**Stored dataset items**
● ● ● ●

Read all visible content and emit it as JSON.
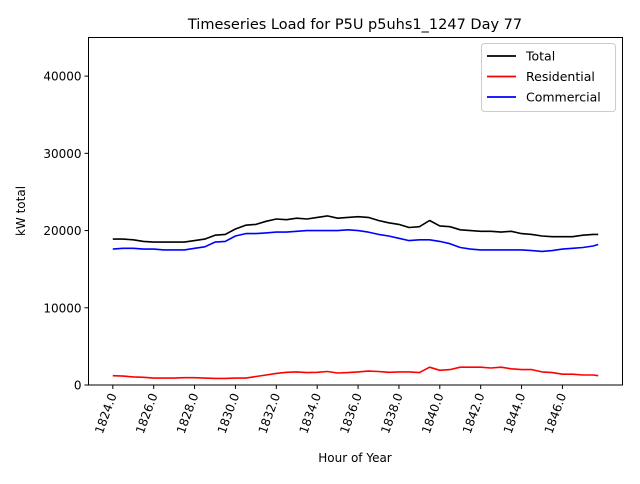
{
  "chart_data": {
    "type": "line",
    "title": "Timeseries Load for P5U p5uhs1_1247  Day 77",
    "xlabel": "Hour of Year",
    "ylabel": "kW total",
    "xlim": [
      1822.81,
      1848.94
    ],
    "ylim": [
      0,
      45000
    ],
    "xticks": [
      1824,
      1826,
      1828,
      1830,
      1832,
      1834,
      1836,
      1838,
      1840,
      1842,
      1844,
      1846
    ],
    "xtick_labels": [
      "1824.0",
      "1826.0",
      "1828.0",
      "1830.0",
      "1832.0",
      "1834.0",
      "1836.0",
      "1838.0",
      "1840.0",
      "1842.0",
      "1844.0",
      "1846.0"
    ],
    "yticks": [
      0,
      10000,
      20000,
      30000,
      40000
    ],
    "ytick_labels": [
      "0",
      "10000",
      "20000",
      "30000",
      "40000"
    ],
    "legend_position": "top-right",
    "grid": false,
    "x": [
      1824,
      1824.5,
      1825,
      1825.5,
      1826,
      1826.5,
      1827,
      1827.5,
      1828,
      1828.5,
      1829,
      1829.5,
      1830,
      1830.5,
      1831,
      1831.5,
      1832,
      1832.5,
      1833,
      1833.5,
      1834,
      1834.5,
      1835,
      1835.5,
      1836,
      1836.5,
      1837,
      1837.5,
      1838,
      1838.5,
      1839,
      1839.5,
      1840,
      1840.5,
      1841,
      1841.5,
      1842,
      1842.5,
      1843,
      1843.5,
      1844,
      1844.5,
      1845,
      1845.5,
      1846,
      1846.5,
      1847,
      1847.5,
      1847.75
    ],
    "series": [
      {
        "name": "Total",
        "color": "#000000",
        "values": [
          18900,
          18900,
          18800,
          18600,
          18500,
          18500,
          18500,
          18500,
          18700,
          18900,
          19400,
          19500,
          20200,
          20700,
          20800,
          21200,
          21500,
          21400,
          21600,
          21500,
          21700,
          21900,
          21600,
          21700,
          21800,
          21700,
          21300,
          21000,
          20800,
          20400,
          20500,
          21300,
          20600,
          20500,
          20100,
          20000,
          19900,
          19900,
          19800,
          19900,
          19600,
          19500,
          19300,
          19200,
          19200,
          19200,
          19400,
          19500,
          19500
        ]
      },
      {
        "name": "Residential",
        "color": "#ff0000",
        "values": [
          1200,
          1150,
          1050,
          1000,
          900,
          900,
          900,
          950,
          950,
          900,
          850,
          850,
          900,
          900,
          1100,
          1300,
          1500,
          1650,
          1700,
          1600,
          1650,
          1750,
          1550,
          1600,
          1700,
          1800,
          1750,
          1650,
          1700,
          1700,
          1600,
          2300,
          1900,
          2000,
          2300,
          2300,
          2300,
          2200,
          2300,
          2100,
          2000,
          2000,
          1700,
          1600,
          1400,
          1400,
          1300,
          1300,
          1200
        ]
      },
      {
        "name": "Commercial",
        "color": "#0000ff",
        "values": [
          17600,
          17700,
          17700,
          17600,
          17600,
          17500,
          17500,
          17500,
          17700,
          17900,
          18500,
          18600,
          19300,
          19600,
          19600,
          19700,
          19800,
          19800,
          19900,
          20000,
          20000,
          20000,
          20000,
          20100,
          20000,
          19800,
          19500,
          19300,
          19000,
          18700,
          18800,
          18800,
          18600,
          18300,
          17800,
          17600,
          17500,
          17500,
          17500,
          17500,
          17500,
          17400,
          17300,
          17400,
          17600,
          17700,
          17800,
          18000,
          18200
        ]
      }
    ]
  }
}
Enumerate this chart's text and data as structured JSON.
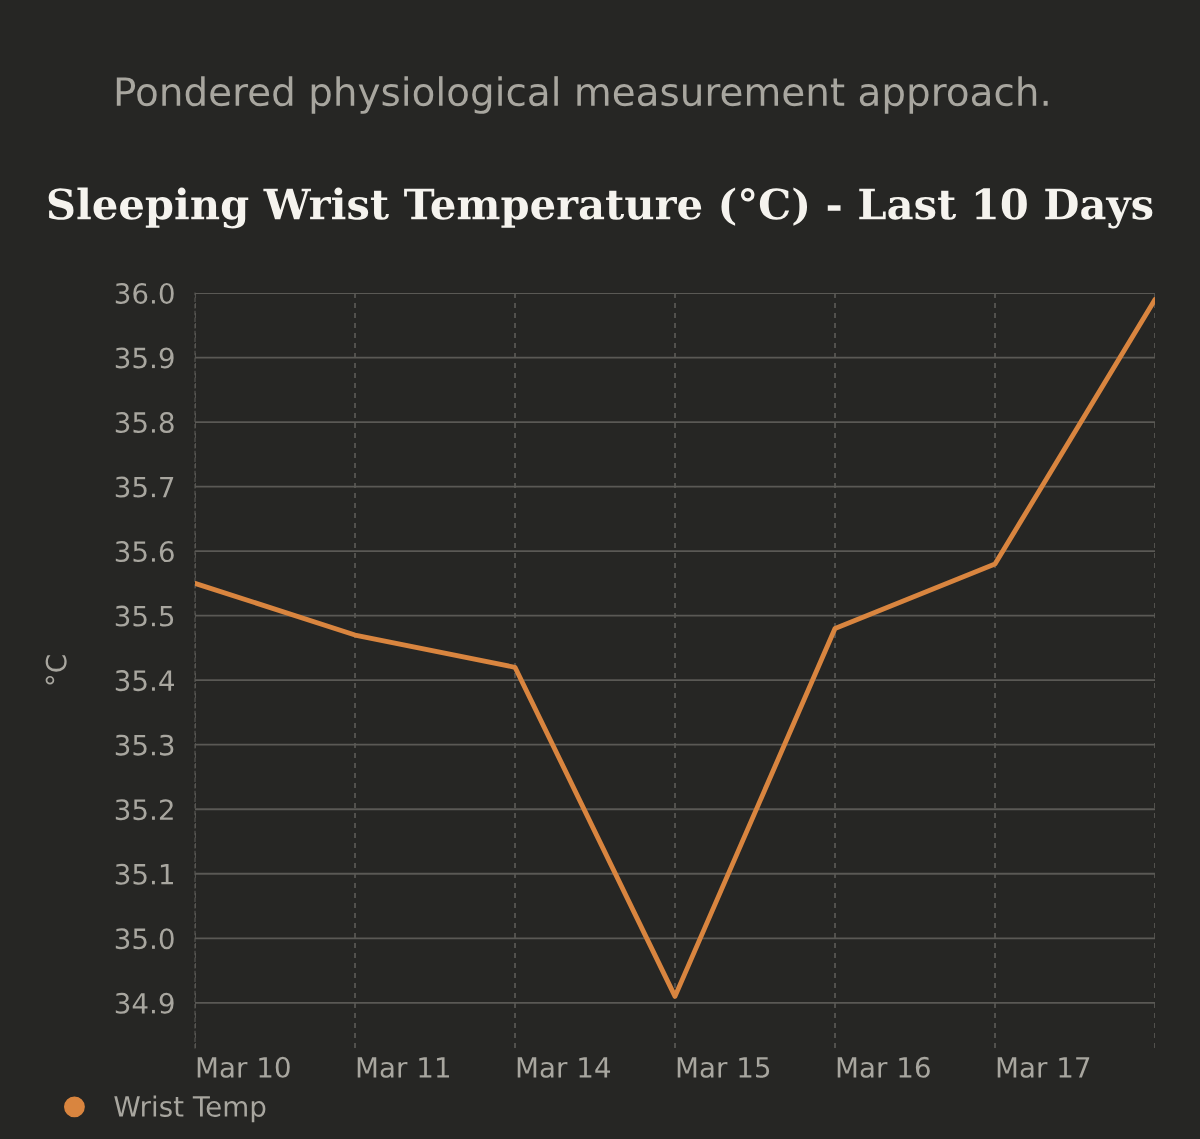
{
  "chart_data": {
    "type": "line",
    "title": "Sleeping Wrist Temperature (°C) - Last 10 Days",
    "annotations": [
      "Pondered physiological measurement approach."
    ],
    "ylabel": "°C",
    "categories": [
      "Mar 10",
      "Mar 11",
      "Mar 14",
      "Mar 15",
      "Mar 16",
      "Mar 17",
      null
    ],
    "series": [
      {
        "name": "Wrist Temp",
        "color": "#d9853f",
        "values": [
          35.55,
          35.47,
          35.42,
          34.91,
          35.48,
          35.58,
          35.99
        ]
      }
    ],
    "ylim": [
      34.83,
      36.0
    ],
    "yticks": [
      34.9,
      {
        "value": 35,
        "label": "35.0"
      },
      35.1,
      35.2,
      35.3,
      35.4,
      35.5,
      35.6,
      35.7,
      35.8,
      35.9,
      {
        "value": 36,
        "label": "36.0"
      }
    ],
    "grid": true,
    "legend": "bottom left",
    "marker": "none",
    "line_style": "solid"
  }
}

● ● ● ●

**AIM**
Copy the final stretch of lines, starting at the one that holds "Enumerate this chart's" and ending at the last line of the data, exactly; omit pictures.

**EXERCISE RESPONSE**
Enumerate this chart's text and data as structured JSON.
{
  "chart_data": {
    "type": "line",
    "title": "Sleeping Wrist Temperature (°C) - Last 10 Days",
    "annotations": [
      "Pondered physiological measurement approach."
    ],
    "ylabel": "°C",
    "categories": [
      "Mar 10",
      "Mar 11",
      "Mar 14",
      "Mar 15",
      "Mar 16",
      "Mar 17",
      null
    ],
    "series": [
      {
        "name": "Wrist Temp",
        "color": "#d9853f",
        "values": [
          35.55,
          35.47,
          35.42,
          34.91,
          35.48,
          35.58,
          35.99
        ]
      }
    ],
    "ylim": [
      34.83,
      36.0
    ],
    "yticks": [
      34.9,
      {
        "value": 35,
        "label": "35.0"
      },
      35.1,
      35.2,
      35.3,
      35.4,
      35.5,
      35.6,
      35.7,
      35.8,
      35.9,
      {
        "value": 36,
        "label": "36.0"
      }
    ],
    "grid": true,
    "legend": "bottom left",
    "marker": "none",
    "line_style": "solid"
  }
}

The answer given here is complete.